▸ Dataset entries
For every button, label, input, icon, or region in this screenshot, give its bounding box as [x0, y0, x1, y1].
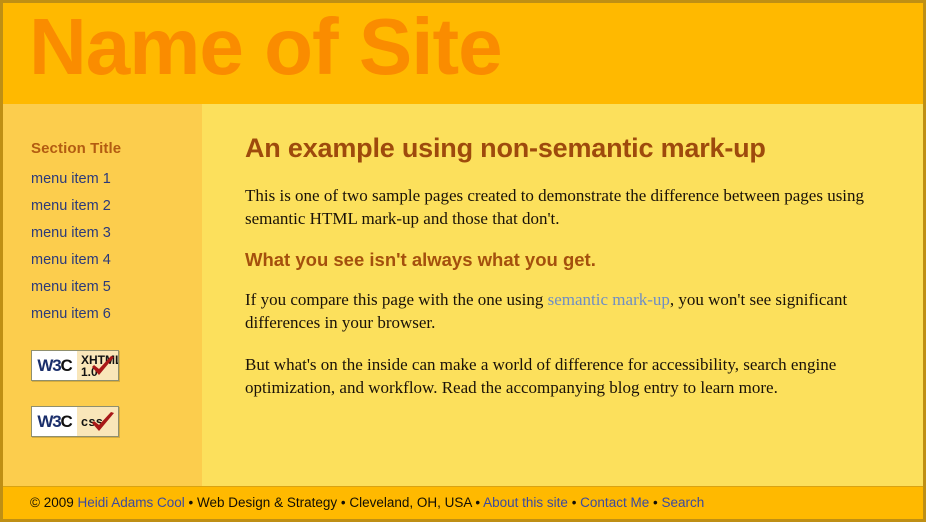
list-item: menu item 3	[31, 220, 202, 247]
sidebar-section-title: Section Title	[31, 140, 122, 157]
search-link[interactable]: Search	[661, 495, 704, 510]
page-root: Name of Site Section Title menu item 1 m…	[0, 0, 926, 522]
closing-paragraph: But what's on the inside can make a worl…	[245, 355, 837, 397]
list-item: menu item 6	[31, 301, 202, 328]
xhtml-validation-badge[interactable]: W3C XHTML 1.0	[31, 350, 119, 381]
w3c-logo-icon: W3C	[32, 407, 77, 436]
page-title: Name of Site	[29, 3, 503, 91]
copyright-text: © 2009	[30, 495, 78, 510]
sidebar-item-menu-item-3[interactable]: menu item 3	[31, 220, 202, 247]
sidebar-item-menu-item-5[interactable]: menu item 5	[31, 274, 202, 301]
comparison-text-before: If you compare this page with the one us…	[245, 290, 548, 309]
list-item: menu item 2	[31, 193, 202, 220]
content-area: Section Title menu item 1 menu item 2 me…	[3, 104, 923, 486]
tagline-text: Web Design & Strategy	[197, 495, 338, 510]
w3c-logo-icon: W3C	[32, 351, 77, 380]
main-heading: An example using non-semantic mark-up	[245, 133, 766, 163]
contact-me-link[interactable]: Contact Me	[580, 495, 649, 510]
css-validation-badge[interactable]: W3C css	[31, 406, 119, 437]
validation-badges: W3C XHTML 1.0 W3C css	[31, 350, 202, 437]
list-item: menu item 1	[31, 166, 202, 193]
xhtml-badge-body: XHTML 1.0	[77, 351, 118, 380]
list-item: menu item 5	[31, 274, 202, 301]
sidebar-item-menu-item-6[interactable]: menu item 6	[31, 301, 202, 328]
sidebar: Section Title menu item 1 menu item 2 me…	[3, 104, 202, 486]
separator: •	[184, 495, 198, 510]
separator: •	[567, 495, 581, 510]
semantic-markup-link[interactable]: semantic mark-up	[548, 290, 670, 309]
comparison-paragraph: If you compare this page with the one us…	[245, 288, 893, 334]
check-icon	[92, 356, 114, 375]
sub-heading: What you see isn't always what you get.	[245, 249, 596, 270]
footer-text: © 2009 Heidi Adams Cool • Web Design & S…	[30, 495, 704, 511]
separator: •	[649, 495, 662, 510]
sidebar-menu: menu item 1 menu item 2 menu item 3 menu…	[31, 166, 202, 328]
intro-paragraph: This is one of two sample pages created …	[245, 186, 865, 228]
css-badge-body: css	[77, 407, 118, 436]
separator: •	[471, 495, 484, 510]
sidebar-item-menu-item-1[interactable]: menu item 1	[31, 166, 202, 193]
author-link[interactable]: Heidi Adams Cool	[77, 495, 184, 510]
location-text: Cleveland, OH, USA	[349, 495, 472, 510]
site-footer: © 2009 Heidi Adams Cool • Web Design & S…	[3, 486, 923, 519]
sidebar-item-menu-item-2[interactable]: menu item 2	[31, 193, 202, 220]
main-content: An example using non-semantic mark-up Th…	[202, 104, 923, 486]
list-item: menu item 4	[31, 247, 202, 274]
check-icon	[92, 412, 114, 431]
about-this-site-link[interactable]: About this site	[483, 495, 568, 510]
sidebar-item-menu-item-4[interactable]: menu item 4	[31, 247, 202, 274]
site-header: Name of Site	[3, 3, 923, 104]
separator: •	[337, 495, 350, 510]
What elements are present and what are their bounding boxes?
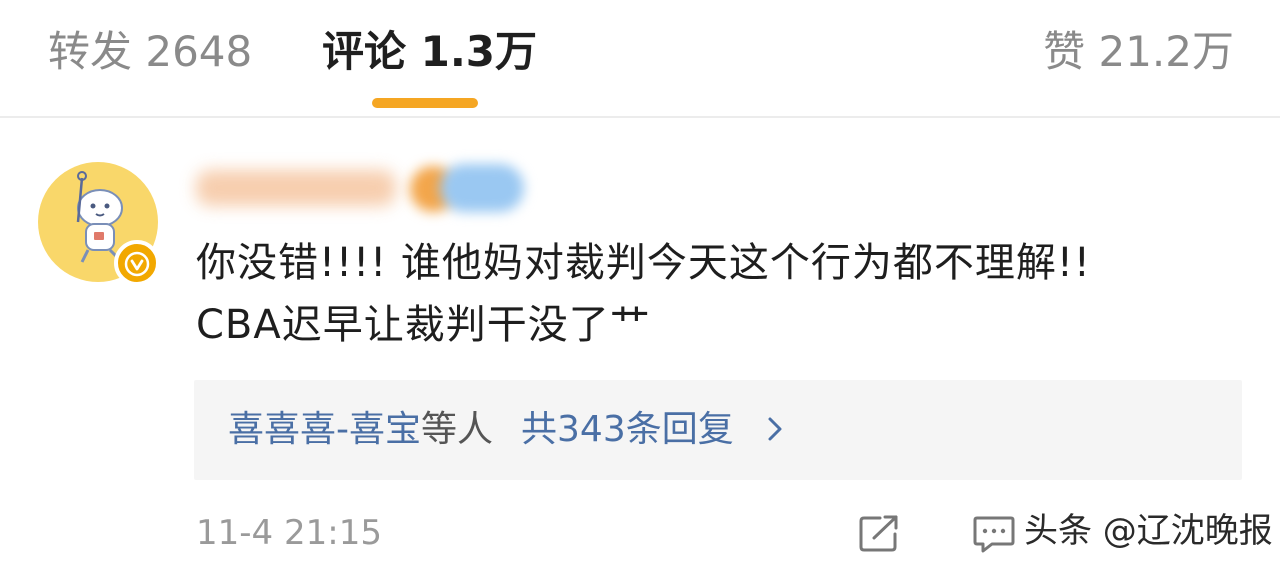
reply-others-label: 等人 bbox=[421, 409, 494, 450]
comment-timestamp: 11-4 21:15 bbox=[196, 513, 382, 553]
username-blurred[interactable] bbox=[196, 170, 396, 206]
source-watermark: 头条 @辽沈晚报 bbox=[1024, 511, 1273, 551]
comment-text-line-2: CBA迟早让裁判干没了艹 bbox=[196, 302, 651, 348]
tab-reposts[interactable]: 转发 2648 bbox=[48, 24, 252, 80]
tab-bar: 转发 2648 评论 1.3万 赞 21.2万 bbox=[0, 0, 1280, 118]
comment-text-line-1: 你没错!!!! 谁他妈对裁判今天这个行为都不理解!! bbox=[196, 240, 1091, 286]
comment-icon[interactable] bbox=[972, 514, 1016, 558]
tab-comments[interactable]: 评论 1.3万 bbox=[322, 24, 537, 80]
reply-count[interactable]: 共343条回复 bbox=[521, 409, 734, 450]
chevron-right-icon bbox=[767, 405, 783, 457]
comment-text: 你没错!!!! 谁他妈对裁判今天这个行为都不理解!! CBA迟早让裁判干没了艹 bbox=[196, 232, 1256, 356]
replies-preview[interactable]: 喜喜喜-喜宝等人 共343条回复 bbox=[194, 380, 1242, 480]
reply-users[interactable]: 喜喜喜-喜宝 bbox=[228, 409, 421, 450]
active-tab-indicator bbox=[372, 98, 478, 108]
tab-likes[interactable]: 赞 21.2万 bbox=[1043, 24, 1234, 80]
verified-badge bbox=[114, 240, 160, 286]
user-tag-blurred bbox=[440, 164, 524, 212]
verified-check-icon bbox=[124, 251, 150, 277]
replies-summary: 喜喜喜-喜宝等人 共343条回复 bbox=[228, 404, 783, 457]
share-icon[interactable] bbox=[858, 514, 900, 556]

▸ Do this
Lay out the lines above as a JSON list of strings, one string per line and no blank lines. Cover only the part that opens with the line containing "reply-others-label: 等人 bbox=[421, 409, 494, 450]" and closes with the line containing "tab-comments[interactable]: 评论 1.3万", with both of those lines included.

▸ Response below
[
  "reply-others-label: 等人 bbox=[421, 409, 494, 450]",
  "comment-timestamp: 11-4 21:15 bbox=[196, 513, 382, 553]",
  "username-blurred[interactable] bbox=[196, 170, 396, 206]",
  "source-watermark: 头条 @辽沈晚报 bbox=[1024, 511, 1273, 551]",
  "comment-text-line-2: CBA迟早让裁判干没了艹 bbox=[196, 302, 651, 348]",
  "tab-reposts[interactable]: 转发 2648 bbox=[48, 24, 252, 80]",
  "tab-bar: 转发 2648 评论 1.3万 赞 21.2万 bbox=[0, 0, 1280, 118]",
  "comment-text-line-1: 你没错!!!! 谁他妈对裁判今天这个行为都不理解!! bbox=[196, 240, 1091, 286]",
  "comment-icon[interactable] bbox=[972, 514, 1016, 558]",
  "tab-comments[interactable]: 评论 1.3万 bbox=[322, 24, 537, 80]"
]